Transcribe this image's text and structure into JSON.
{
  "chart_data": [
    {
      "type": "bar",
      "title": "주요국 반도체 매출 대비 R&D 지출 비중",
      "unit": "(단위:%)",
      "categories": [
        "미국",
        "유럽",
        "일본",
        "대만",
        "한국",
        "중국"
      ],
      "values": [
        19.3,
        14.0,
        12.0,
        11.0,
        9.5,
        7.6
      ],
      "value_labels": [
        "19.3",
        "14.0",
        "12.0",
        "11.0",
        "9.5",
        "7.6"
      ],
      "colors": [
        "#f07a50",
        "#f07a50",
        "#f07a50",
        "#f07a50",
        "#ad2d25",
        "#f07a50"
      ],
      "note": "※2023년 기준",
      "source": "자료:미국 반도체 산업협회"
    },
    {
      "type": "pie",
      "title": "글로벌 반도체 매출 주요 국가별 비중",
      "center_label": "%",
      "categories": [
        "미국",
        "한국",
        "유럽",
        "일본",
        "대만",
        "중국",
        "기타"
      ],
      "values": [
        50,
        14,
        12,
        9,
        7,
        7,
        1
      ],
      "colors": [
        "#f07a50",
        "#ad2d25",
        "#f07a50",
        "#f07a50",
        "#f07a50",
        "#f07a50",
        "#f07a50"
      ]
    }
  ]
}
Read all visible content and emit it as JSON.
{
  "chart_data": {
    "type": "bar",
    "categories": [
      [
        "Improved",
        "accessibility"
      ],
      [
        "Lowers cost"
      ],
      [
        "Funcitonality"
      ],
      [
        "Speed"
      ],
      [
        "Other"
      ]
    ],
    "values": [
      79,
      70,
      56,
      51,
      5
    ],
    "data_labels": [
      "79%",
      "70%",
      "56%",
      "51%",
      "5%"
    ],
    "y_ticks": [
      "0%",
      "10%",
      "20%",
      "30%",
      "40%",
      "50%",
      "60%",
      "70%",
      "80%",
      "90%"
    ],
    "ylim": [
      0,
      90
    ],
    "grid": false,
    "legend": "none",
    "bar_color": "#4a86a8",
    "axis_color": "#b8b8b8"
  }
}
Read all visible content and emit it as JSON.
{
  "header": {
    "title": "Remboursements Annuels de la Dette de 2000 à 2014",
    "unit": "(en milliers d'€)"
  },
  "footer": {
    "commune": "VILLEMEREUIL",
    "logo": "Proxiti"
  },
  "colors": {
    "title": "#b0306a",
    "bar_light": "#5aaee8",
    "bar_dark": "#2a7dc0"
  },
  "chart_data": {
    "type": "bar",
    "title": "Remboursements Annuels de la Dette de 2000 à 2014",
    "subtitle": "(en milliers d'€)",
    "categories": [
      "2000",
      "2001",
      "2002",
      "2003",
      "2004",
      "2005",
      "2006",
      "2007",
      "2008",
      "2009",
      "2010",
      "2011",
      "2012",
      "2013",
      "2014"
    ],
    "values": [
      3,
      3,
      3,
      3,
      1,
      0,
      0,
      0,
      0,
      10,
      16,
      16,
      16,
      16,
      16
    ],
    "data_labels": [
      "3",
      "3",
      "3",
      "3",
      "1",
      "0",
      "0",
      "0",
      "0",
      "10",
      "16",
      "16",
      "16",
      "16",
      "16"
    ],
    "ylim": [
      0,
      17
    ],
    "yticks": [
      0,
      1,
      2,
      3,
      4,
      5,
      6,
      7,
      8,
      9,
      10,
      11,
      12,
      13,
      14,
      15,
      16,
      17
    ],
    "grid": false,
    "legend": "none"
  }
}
────
- **Stated task**
Your task is to quote all of the data word for word.

- **Problem solution**
Transcribe this image's text and structure into JSON.
{
  "chart_data": [
    {
      "type": "bar",
      "title": "주요국 반도체 매출 대비 R&D 지출 비중",
      "unit": "(단위:%)",
      "categories": [
        "미국",
        "유럽",
        "일본",
        "대만",
        "한국",
        "중국"
      ],
      "values": [
        19.3,
        14.0,
        12.0,
        11.0,
        9.5,
        7.6
      ],
      "value_labels": [
        "19.3",
        "14.0",
        "12.0",
        "11.0",
        "9.5",
        "7.6"
      ],
      "colors": [
        "#f07a50",
        "#f07a50",
        "#f07a50",
        "#f07a50",
        "#ad2d25",
        "#f07a50"
      ],
      "note": "※2023년 기준",
      "source": "자료:미국 반도체 산업협회"
    },
    {
      "type": "pie",
      "title": "글로벌 반도체 매출 주요 국가별 비중",
      "center_label": "%",
      "categories": [
        "미국",
        "한국",
        "유럽",
        "일본",
        "대만",
        "중국",
        "기타"
      ],
      "values": [
        50,
        14,
        12,
        9,
        7,
        7,
        1
      ],
      "colors": [
        "#f07a50",
        "#ad2d25",
        "#f07a50",
        "#f07a50",
        "#f07a50",
        "#f07a50",
        "#f07a50"
      ]
    }
  ]
}
Read all visible content and emit it as JSON.
{
  "chart_data": {
    "type": "bar",
    "categories": [
      [
        "Improved",
        "accessibility"
      ],
      [
        "Lowers cost"
      ],
      [
        "Funcitonality"
      ],
      [
        "Speed"
      ],
      [
        "Other"
      ]
    ],
    "values": [
      79,
      70,
      56,
      51,
      5
    ],
    "data_labels": [
      "79%",
      "70%",
      "56%",
      "51%",
      "5%"
    ],
    "y_ticks": [
      "0%",
      "10%",
      "20%",
      "30%",
      "40%",
      "50%",
      "60%",
      "70%",
      "80%",
      "90%"
    ],
    "ylim": [
      0,
      90
    ],
    "grid": false,
    "legend": "none",
    "bar_color": "#4a86a8",
    "axis_color": "#b8b8b8"
  }
}
Read all visible content and emit it as JSON.
{
  "header": {
    "title": "Remboursements Annuels de la Dette de 2000 à 2014",
    "unit": "(en milliers d'€)"
  },
  "footer": {
    "commune": "VILLEMEREUIL",
    "logo": "Proxiti"
  },
  "colors": {
    "title": "#b0306a",
    "bar_light": "#5aaee8",
    "bar_dark": "#2a7dc0"
  },
  "chart_data": {
    "type": "bar",
    "title": "Remboursements Annuels de la Dette de 2000 à 2014",
    "subtitle": "(en milliers d'€)",
    "categories": [
      "2000",
      "2001",
      "2002",
      "2003",
      "2004",
      "2005",
      "2006",
      "2007",
      "2008",
      "2009",
      "2010",
      "2011",
      "2012",
      "2013",
      "2014"
    ],
    "values": [
      3,
      3,
      3,
      3,
      1,
      0,
      0,
      0,
      0,
      10,
      16,
      16,
      16,
      16,
      16
    ],
    "data_labels": [
      "3",
      "3",
      "3",
      "3",
      "1",
      "0",
      "0",
      "0",
      "0",
      "10",
      "16",
      "16",
      "16",
      "16",
      "16"
    ],
    "ylim": [
      0,
      17
    ],
    "yticks": [
      0,
      1,
      2,
      3,
      4,
      5,
      6,
      7,
      8,
      9,
      10,
      11,
      12,
      13,
      14,
      15,
      16,
      17
    ],
    "grid": false,
    "legend": "none"
  }
}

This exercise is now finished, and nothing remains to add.